__EXERCISE DATA__.
● ● ● ● ●

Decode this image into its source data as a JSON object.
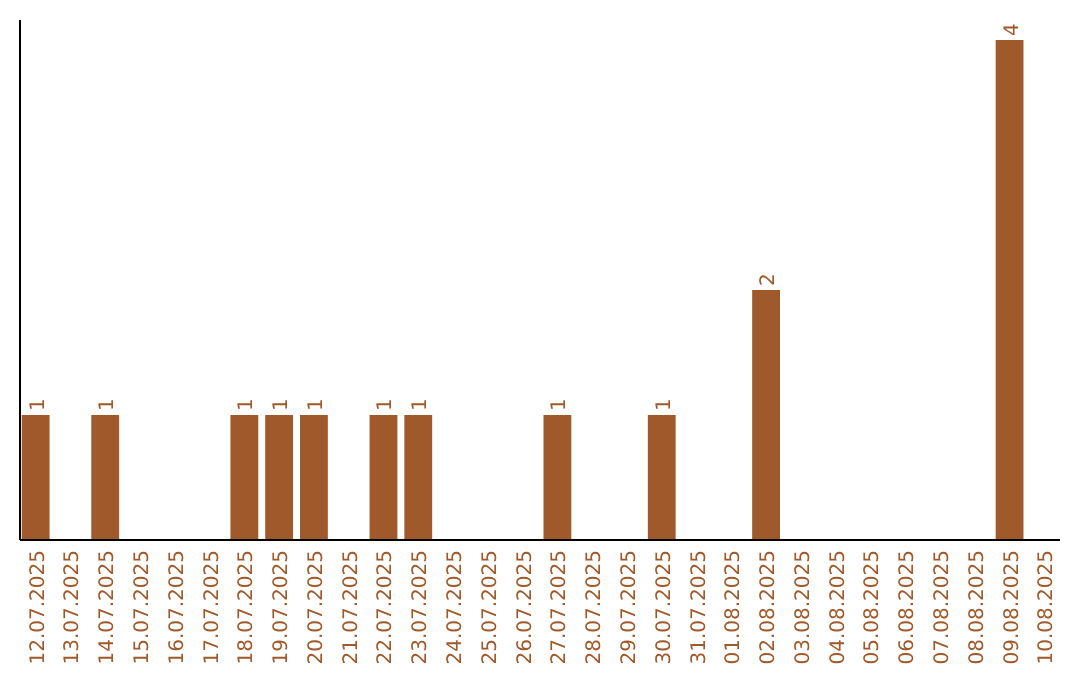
{
  "chart_data": {
    "type": "bar",
    "categories": [
      "12.07.2025",
      "13.07.2025",
      "14.07.2025",
      "15.07.2025",
      "16.07.2025",
      "17.07.2025",
      "18.07.2025",
      "19.07.2025",
      "20.07.2025",
      "21.07.2025",
      "22.07.2025",
      "23.07.2025",
      "24.07.2025",
      "25.07.2025",
      "26.07.2025",
      "27.07.2025",
      "28.07.2025",
      "29.07.2025",
      "30.07.2025",
      "31.07.2025",
      "01.08.2025",
      "02.08.2025",
      "03.08.2025",
      "04.08.2025",
      "05.08.2025",
      "06.08.2025",
      "07.08.2025",
      "08.08.2025",
      "09.08.2025",
      "10.08.2025"
    ],
    "values": [
      1,
      0,
      1,
      0,
      0,
      0,
      1,
      1,
      1,
      0,
      1,
      1,
      0,
      0,
      0,
      1,
      0,
      0,
      1,
      0,
      0,
      2,
      0,
      0,
      0,
      0,
      0,
      0,
      4,
      0
    ],
    "value_labels": [
      "1",
      null,
      "1",
      null,
      null,
      null,
      "1",
      "1",
      "1",
      null,
      "1",
      "1",
      null,
      null,
      null,
      "1",
      null,
      null,
      "1",
      null,
      null,
      "2",
      null,
      null,
      null,
      null,
      null,
      null,
      "4",
      null
    ],
    "color": "#a0592a",
    "ylim": [
      0,
      4.16
    ],
    "tick_labels": "x"
  }
}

● ● ● ● ●

__PROBLEM TO SOLVE__.
Copy out all the entries exactly. Images stay out of the copy.

__THE ANSWER__.
Decode this image into its source data as a JSON object.
{
  "chart_data": {
    "type": "bar",
    "categories": [
      "12.07.2025",
      "13.07.2025",
      "14.07.2025",
      "15.07.2025",
      "16.07.2025",
      "17.07.2025",
      "18.07.2025",
      "19.07.2025",
      "20.07.2025",
      "21.07.2025",
      "22.07.2025",
      "23.07.2025",
      "24.07.2025",
      "25.07.2025",
      "26.07.2025",
      "27.07.2025",
      "28.07.2025",
      "29.07.2025",
      "30.07.2025",
      "31.07.2025",
      "01.08.2025",
      "02.08.2025",
      "03.08.2025",
      "04.08.2025",
      "05.08.2025",
      "06.08.2025",
      "07.08.2025",
      "08.08.2025",
      "09.08.2025",
      "10.08.2025"
    ],
    "values": [
      1,
      0,
      1,
      0,
      0,
      0,
      1,
      1,
      1,
      0,
      1,
      1,
      0,
      0,
      0,
      1,
      0,
      0,
      1,
      0,
      0,
      2,
      0,
      0,
      0,
      0,
      0,
      0,
      4,
      0
    ],
    "value_labels": [
      "1",
      null,
      "1",
      null,
      null,
      null,
      "1",
      "1",
      "1",
      null,
      "1",
      "1",
      null,
      null,
      null,
      "1",
      null,
      null,
      "1",
      null,
      null,
      "2",
      null,
      null,
      null,
      null,
      null,
      null,
      "4",
      null
    ],
    "color": "#a0592a",
    "ylim": [
      0,
      4.16
    ],
    "tick_labels": "x"
  }
}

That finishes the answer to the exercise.